◆ **Records shown**

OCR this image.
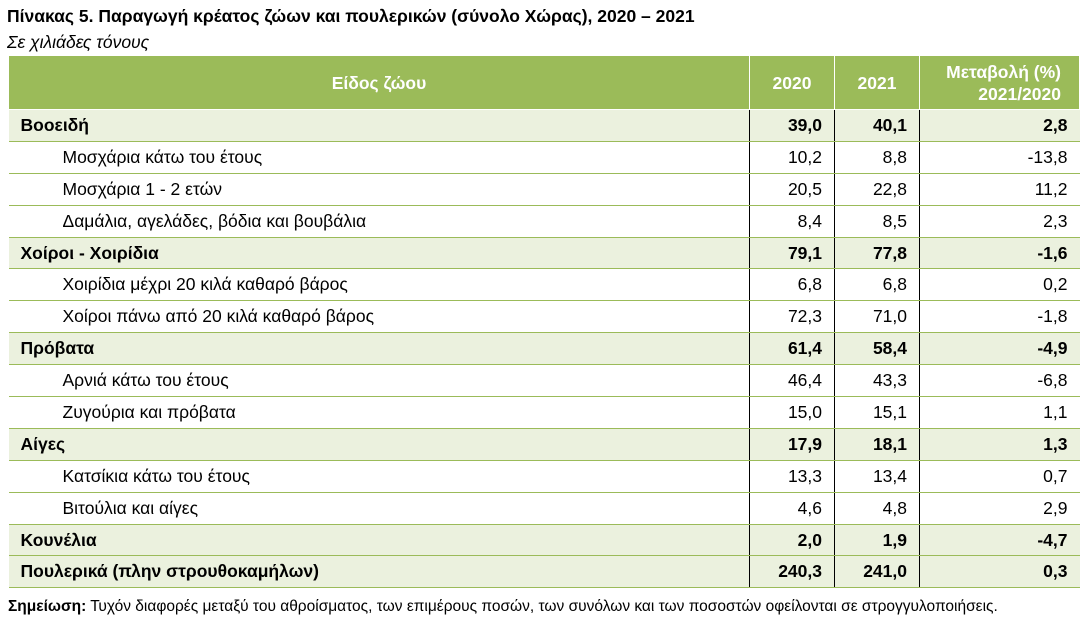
Πίνακας 5. Παραγωγή κρέατος ζώων και πουλερικών (σύνολο Χώρας), 2020 – 2021
Σε χιλιάδες τόνους
Είδος ζώου	2020	2021	Μεταβολή (%)
2021/2020
Βοοειδή	39,0	40,1	2,8
Μοσχάρια κάτω του έτους	10,2	8,8	-13,8
Μοσχάρια 1 - 2 ετών	20,5	22,8	11,2
Δαμάλια, αγελάδες, βόδια και βουβάλια	8,4	8,5	2,3
Χοίροι - Χοιρίδια	79,1	77,8	-1,6
Χοιρίδια μέχρι 20 κιλά καθαρό βάρος	6,8	6,8	0,2
Χοίροι πάνω από 20 κιλά καθαρό βάρος	72,3	71,0	-1,8
Πρόβατα	61,4	58,4	-4,9
Αρνιά κάτω του έτους	46,4	43,3	-6,8
Ζυγούρια και πρόβατα	15,0	15,1	1,1
Αίγες	17,9	18,1	1,3
Κατσίκια κάτω του έτους	13,3	13,4	0,7
Βιτούλια και αίγες	4,6	4,8	2,9
Κουνέλια	2,0	1,9	-4,7
Πουλερικά (πλην στρουθοκαμήλων)	240,3	241,0	0,3
Σημείωση: Τυχόν διαφορές μεταξύ του αθροίσματος, των επιμέρους ποσών, των συνόλων και των ποσοστών οφείλονται σε στρογγυλοποιήσεις.
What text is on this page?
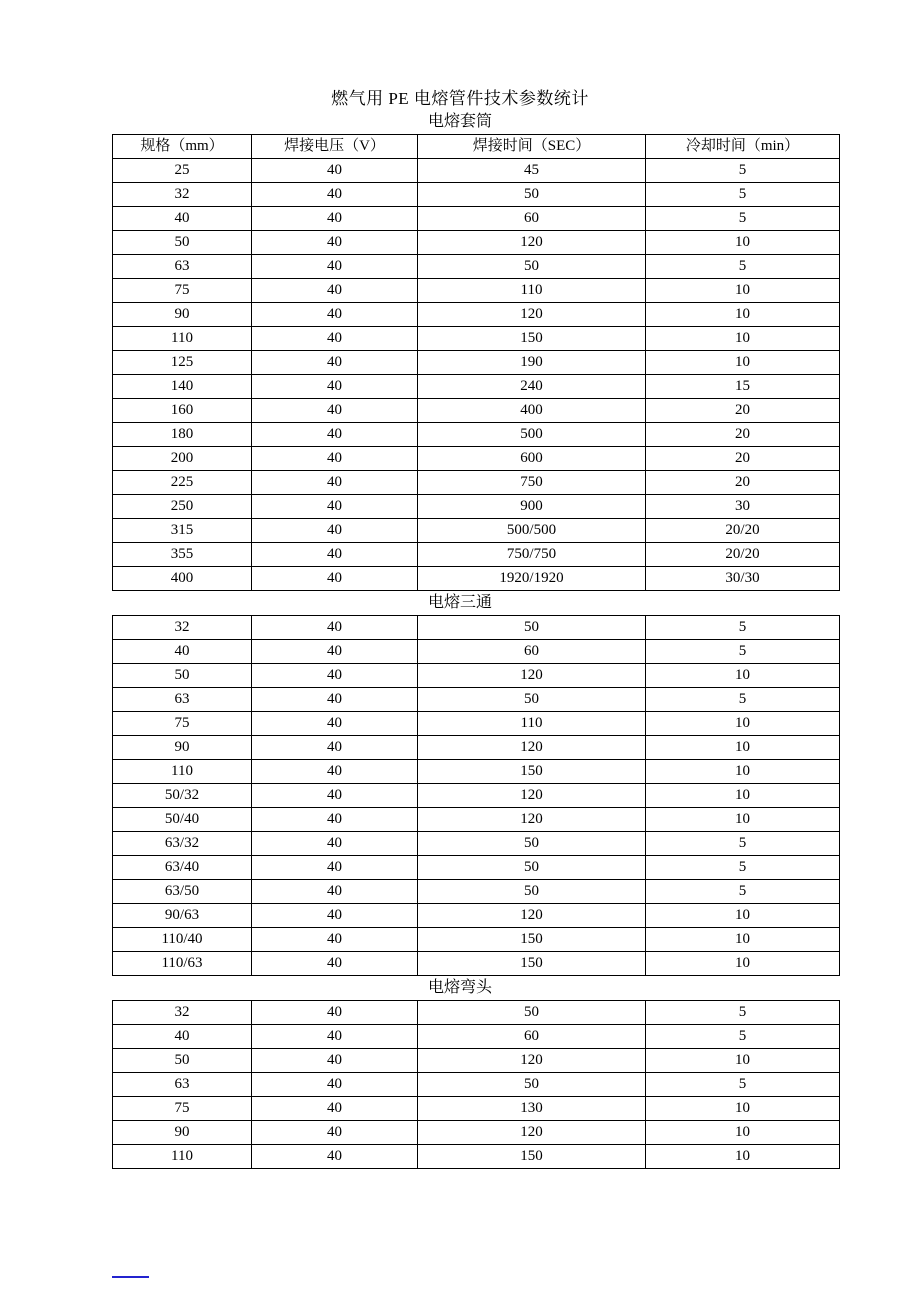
燃气用 PE 电熔管件技术参数统计
电熔套筒
规格（mm）	焊接电压（V）	焊接时间（SEC）	冷却时间（min）
25	40	45	5
32	40	50	5
40	40	60	5
50	40	120	10
63	40	50	5
75	40	110	10
90	40	120	10
110	40	150	10
125	40	190	10
140	40	240	15
160	40	400	20
180	40	500	20
200	40	600	20
225	40	750	20
250	40	900	30
315	40	500/500	20/20
355	40	750/750	20/20
400	40	1920/1920	30/30
电熔三通
32	40	50	5
40	40	60	5
50	40	120	10
63	40	50	5
75	40	110	10
90	40	120	10
110	40	150	10
50/32	40	120	10
50/40	40	120	10
63/32	40	50	5
63/40	40	50	5
63/50	40	50	5
90/63	40	120	10
110/40	40	150	10
110/63	40	150	10
电熔弯头
32	40	50	5
40	40	60	5
50	40	120	10
63	40	50	5
75	40	130	10
90	40	120	10
110	40	150	10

◆ **Written exercise**
Print out every entry above without changing a word, and leave out the pictures.

◆ **Problem solution**
OCR this image.
Πίνακας 5. Παραγωγή κρέατος ζώων και πουλερικών (σύνολο Χώρας), 2020 – 2021
Σε χιλιάδες τόνους
Είδος ζώου	2020	2021	Μεταβολή (%)
2021/2020
Βοοειδή	39,0	40,1	2,8
Μοσχάρια κάτω του έτους	10,2	8,8	-13,8
Μοσχάρια 1 - 2 ετών	20,5	22,8	11,2
Δαμάλια, αγελάδες, βόδια και βουβάλια	8,4	8,5	2,3
Χοίροι - Χοιρίδια	79,1	77,8	-1,6
Χοιρίδια μέχρι 20 κιλά καθαρό βάρος	6,8	6,8	0,2
Χοίροι πάνω από 20 κιλά καθαρό βάρος	72,3	71,0	-1,8
Πρόβατα	61,4	58,4	-4,9
Αρνιά κάτω του έτους	46,4	43,3	-6,8
Ζυγούρια και πρόβατα	15,0	15,1	1,1
Αίγες	17,9	18,1	1,3
Κατσίκια κάτω του έτους	13,3	13,4	0,7
Βιτούλια και αίγες	4,6	4,8	2,9
Κουνέλια	2,0	1,9	-4,7
Πουλερικά (πλην στρουθοκαμήλων)	240,3	241,0	0,3
Σημείωση: Τυχόν διαφορές μεταξύ του αθροίσματος, των επιμέρους ποσών, των συνόλων και των ποσοστών οφείλονται σε στρογγυλοποιήσεις.
What text is on this page?
燃气用 PE 电熔管件技术参数统计
电熔套筒
规格（mm）	焊接电压（V）	焊接时间（SEC）	冷却时间（min）
25	40	45	5
32	40	50	5
40	40	60	5
50	40	120	10
63	40	50	5
75	40	110	10
90	40	120	10
110	40	150	10
125	40	190	10
140	40	240	15
160	40	400	20
180	40	500	20
200	40	600	20
225	40	750	20
250	40	900	30
315	40	500/500	20/20
355	40	750/750	20/20
400	40	1920/1920	30/30
电熔三通
32	40	50	5
40	40	60	5
50	40	120	10
63	40	50	5
75	40	110	10
90	40	120	10
110	40	150	10
50/32	40	120	10
50/40	40	120	10
63/32	40	50	5
63/40	40	50	5
63/50	40	50	5
90/63	40	120	10
110/40	40	150	10
110/63	40	150	10
电熔弯头
32	40	50	5
40	40	60	5
50	40	120	10
63	40	50	5
75	40	130	10
90	40	120	10
110	40	150	10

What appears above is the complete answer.